DATA EXTRACT:

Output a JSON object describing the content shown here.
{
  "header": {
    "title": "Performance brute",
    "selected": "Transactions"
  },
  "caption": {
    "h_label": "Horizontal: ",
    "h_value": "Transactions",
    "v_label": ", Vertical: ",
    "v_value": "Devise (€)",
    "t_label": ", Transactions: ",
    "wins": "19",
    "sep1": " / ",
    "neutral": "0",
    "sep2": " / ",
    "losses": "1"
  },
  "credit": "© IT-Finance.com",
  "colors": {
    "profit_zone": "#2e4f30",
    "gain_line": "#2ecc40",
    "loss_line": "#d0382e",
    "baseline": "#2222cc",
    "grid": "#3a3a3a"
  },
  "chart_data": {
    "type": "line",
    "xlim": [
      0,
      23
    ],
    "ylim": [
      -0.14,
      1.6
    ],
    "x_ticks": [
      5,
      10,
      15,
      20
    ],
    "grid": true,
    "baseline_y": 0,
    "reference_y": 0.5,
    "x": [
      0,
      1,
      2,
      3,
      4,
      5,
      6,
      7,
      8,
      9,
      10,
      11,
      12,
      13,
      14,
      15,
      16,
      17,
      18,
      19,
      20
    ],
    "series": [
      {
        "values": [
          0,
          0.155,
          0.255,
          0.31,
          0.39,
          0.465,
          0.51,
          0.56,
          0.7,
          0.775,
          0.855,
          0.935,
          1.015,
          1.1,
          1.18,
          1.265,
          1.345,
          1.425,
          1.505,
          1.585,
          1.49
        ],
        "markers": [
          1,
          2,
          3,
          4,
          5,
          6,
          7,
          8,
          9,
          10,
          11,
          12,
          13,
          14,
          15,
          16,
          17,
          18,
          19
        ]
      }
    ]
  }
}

THE REQUEST: Read the entries above, then pull out the lines that include "Transactions".

EXERCISE RESPONSE:
    "selected": "Transactions"
    "h_value": "Transactions",
    "t_label": ", Transactions: ",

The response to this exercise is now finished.